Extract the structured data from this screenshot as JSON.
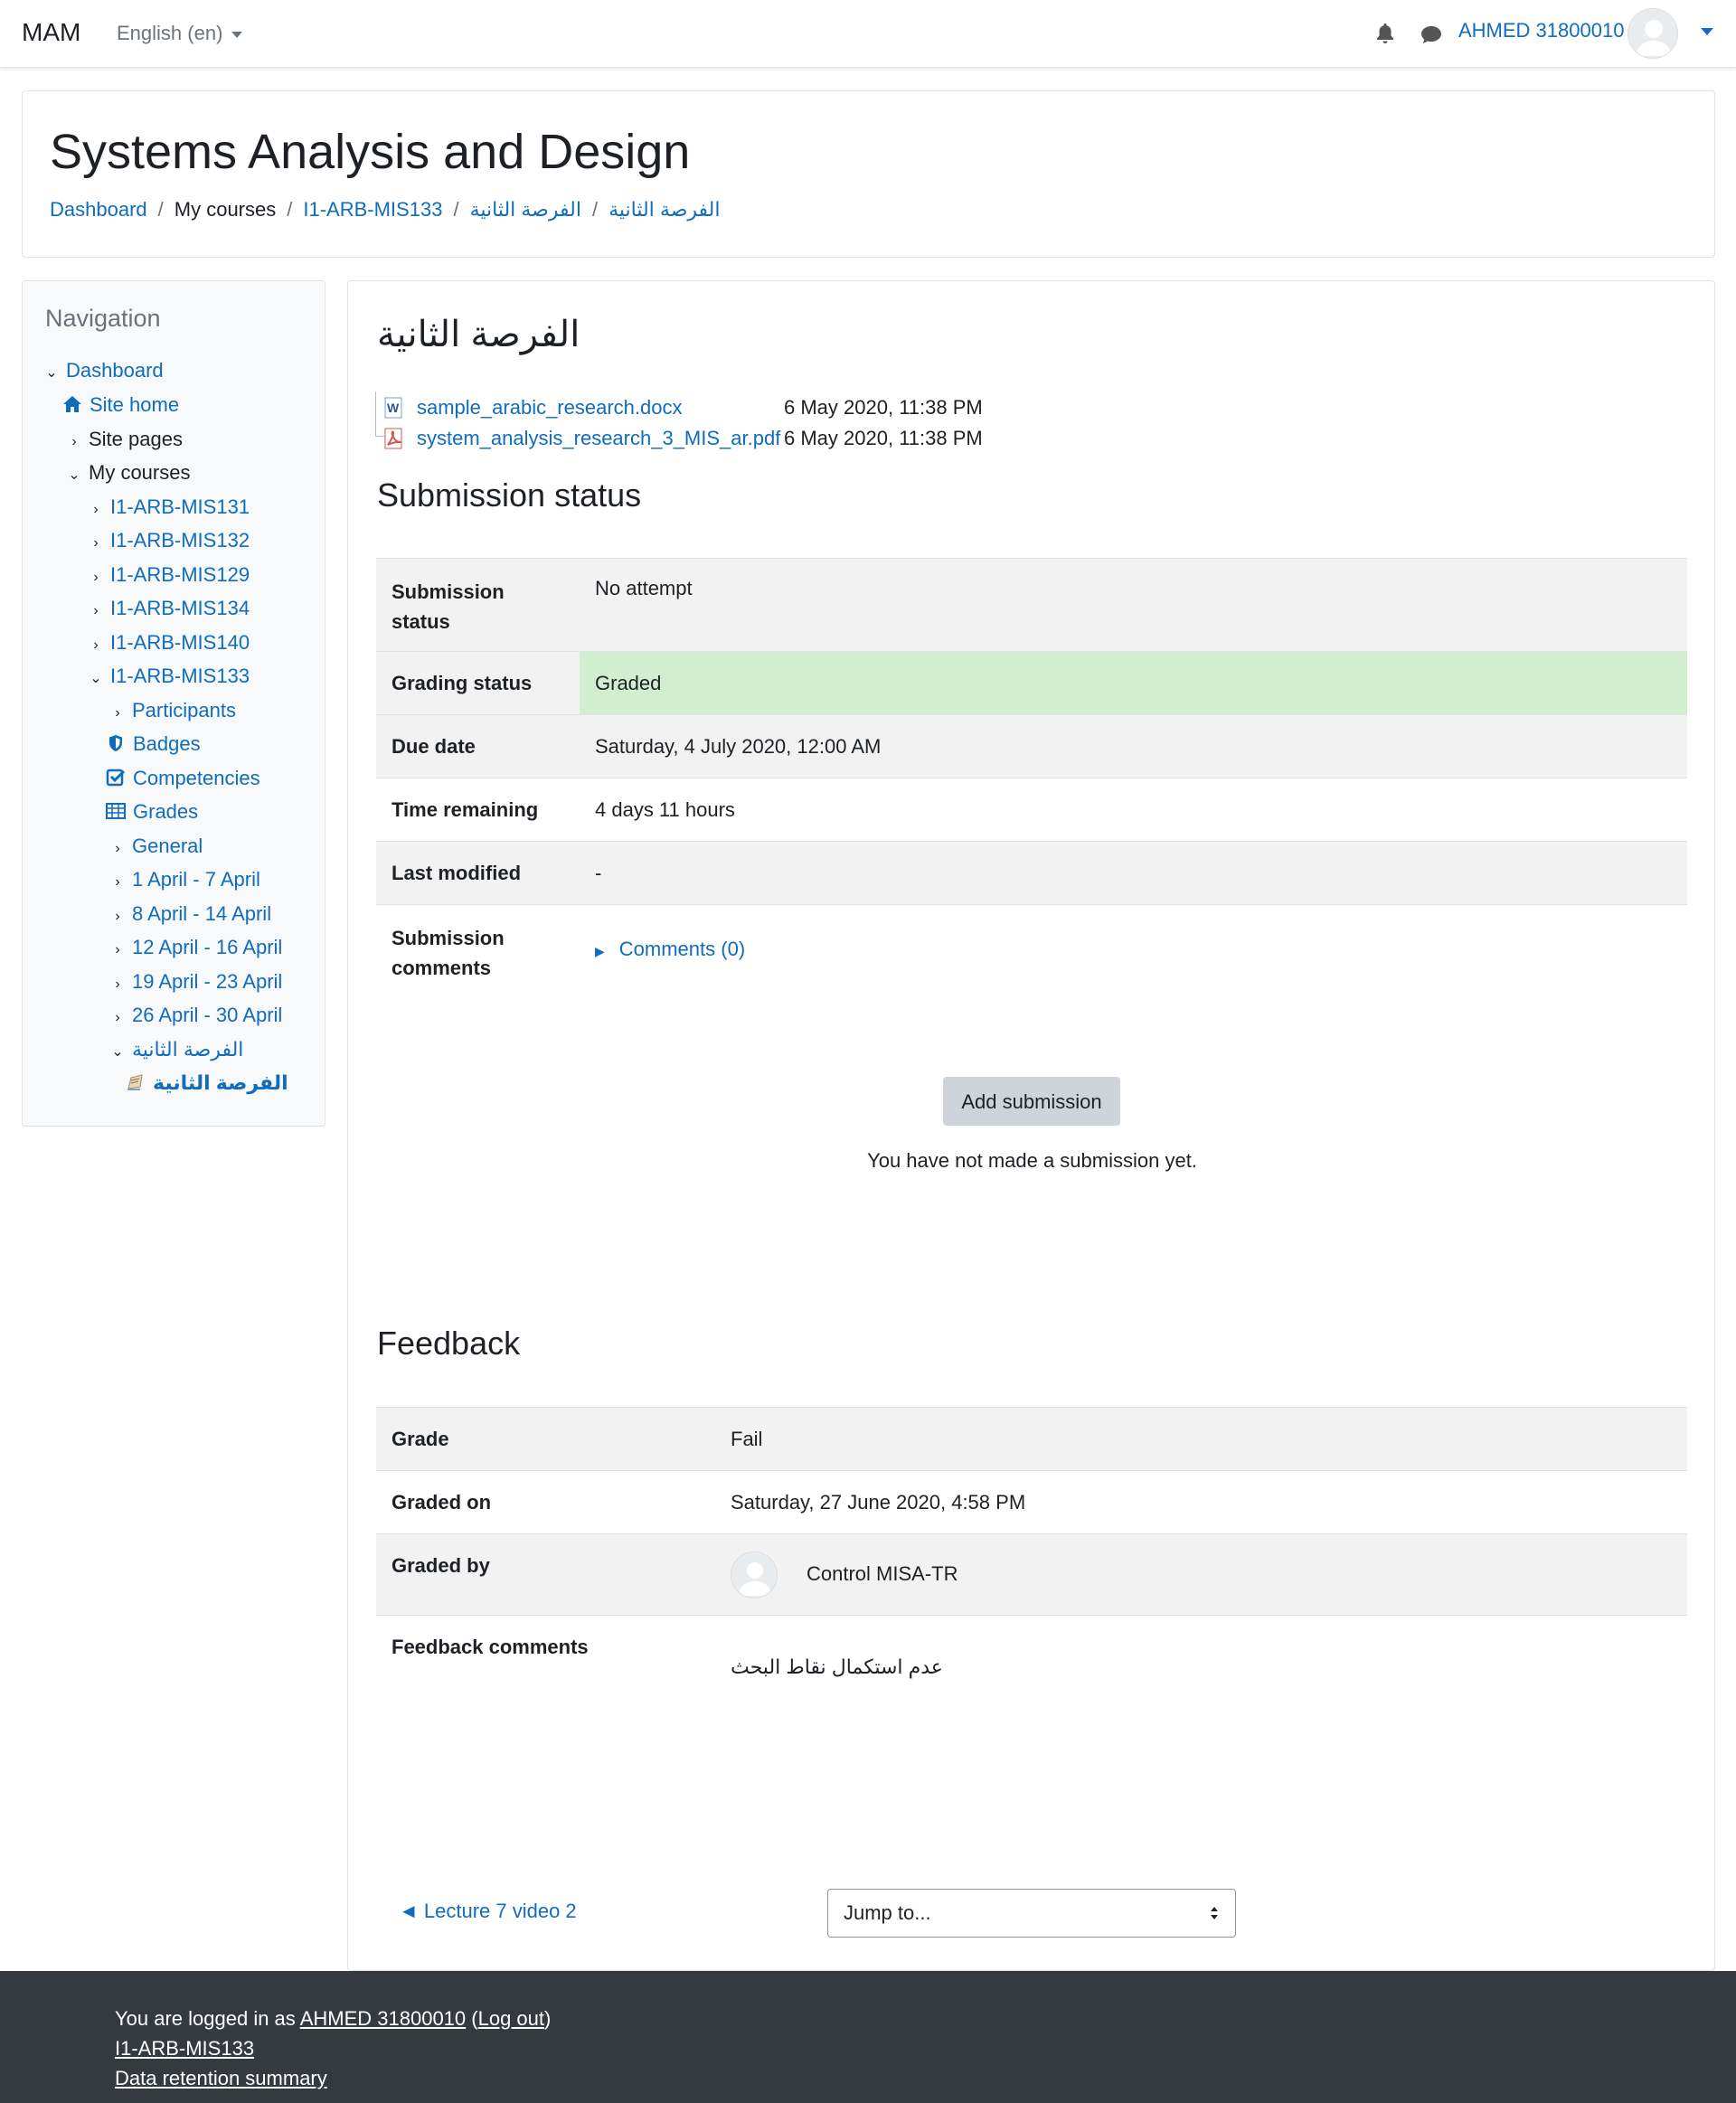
{
  "navbar": {
    "brand": "MAM",
    "language": "English (en)",
    "user_name": "AHMED 31800010"
  },
  "header": {
    "title": "Systems Analysis and Design",
    "breadcrumb": [
      "Dashboard",
      "My courses",
      "I1-ARB-MIS133",
      "الفرصة الثانية",
      "الفرصة الثانية"
    ]
  },
  "navigation": {
    "title": "Navigation",
    "items": [
      {
        "label": "Dashboard",
        "icon": "chevron-down-icon"
      },
      {
        "label": "Site home",
        "icon": "home-icon"
      },
      {
        "label": "Site pages",
        "icon": "chevron-right-icon"
      },
      {
        "label": "My courses",
        "icon": "chevron-down-icon"
      },
      {
        "label": "I1-ARB-MIS131",
        "icon": "chevron-right-icon"
      },
      {
        "label": "I1-ARB-MIS132",
        "icon": "chevron-right-icon"
      },
      {
        "label": "I1-ARB-MIS129",
        "icon": "chevron-right-icon"
      },
      {
        "label": "I1-ARB-MIS134",
        "icon": "chevron-right-icon"
      },
      {
        "label": "I1-ARB-MIS140",
        "icon": "chevron-right-icon"
      },
      {
        "label": "I1-ARB-MIS133",
        "icon": "chevron-down-icon"
      },
      {
        "label": "Participants",
        "icon": "chevron-right-icon"
      },
      {
        "label": "Badges",
        "icon": "shield-icon"
      },
      {
        "label": "Competencies",
        "icon": "checkbox-icon"
      },
      {
        "label": "Grades",
        "icon": "table-icon"
      },
      {
        "label": "General",
        "icon": "chevron-right-icon"
      },
      {
        "label": "1 April - 7 April",
        "icon": "chevron-right-icon"
      },
      {
        "label": "8 April - 14 April",
        "icon": "chevron-right-icon"
      },
      {
        "label": "12 April - 16 April",
        "icon": "chevron-right-icon"
      },
      {
        "label": "19 April - 23 April",
        "icon": "chevron-right-icon"
      },
      {
        "label": "26 April - 30 April",
        "icon": "chevron-right-icon"
      },
      {
        "label": "الفرصة الثانية",
        "icon": "chevron-down-icon"
      },
      {
        "label": "الفرصة الثانية",
        "icon": "assignment-icon"
      }
    ]
  },
  "activity": {
    "title": "الفرصة الثانية",
    "files": [
      {
        "name": "sample_arabic_research.docx",
        "date": "6 May 2020, 11:38 PM",
        "icon": "word-file-icon"
      },
      {
        "name": "system_analysis_research_3_MIS_ar.pdf",
        "date": "6 May 2020, 11:38 PM",
        "icon": "pdf-file-icon"
      }
    ]
  },
  "submission": {
    "heading": "Submission status",
    "rows": {
      "status_label": "Submission status",
      "status_value": "No attempt",
      "grading_label": "Grading status",
      "grading_value": "Graded",
      "due_label": "Due date",
      "due_value": "Saturday, 4 July 2020, 12:00 AM",
      "remaining_label": "Time remaining",
      "remaining_value": "4 days 11 hours",
      "modified_label": "Last modified",
      "modified_value": "-",
      "comments_label": "Submission comments",
      "comments_value": "Comments (0)"
    },
    "add_button": "Add submission",
    "note": "You have not made a submission yet.",
    "graded_color": "#d1eecf"
  },
  "feedback": {
    "heading": "Feedback",
    "grade_label": "Grade",
    "grade_value": "Fail",
    "graded_on_label": "Graded on",
    "graded_on_value": "Saturday, 27 June 2020, 4:58 PM",
    "graded_by_label": "Graded by",
    "graded_by_value": "Control MISA-TR",
    "comments_label": "Feedback comments",
    "comments_value": "عدم استكمال نقاط البحث"
  },
  "activity_nav": {
    "prev_link": "◄ Lecture 7 video 2",
    "jump_placeholder": "Jump to..."
  },
  "footer": {
    "logged_in_prefix": "You are logged in as ",
    "user_link": "AHMED 31800010",
    "open_paren": " (",
    "logout_link": "Log out",
    "close_paren": ")",
    "course_link": "I1-ARB-MIS133",
    "retention_link": "Data retention summary"
  },
  "colors": {
    "link": "#0f6cbf",
    "footer_bg": "#343a40",
    "table_shade": "#f2f2f2"
  }
}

********************

- Your goal
Gather each line from the listing above that holds "title".

- Full response
    "title": "Systems Analysis and Design",
    "title": "Navigation",
    "title": "الفرصة الثانية",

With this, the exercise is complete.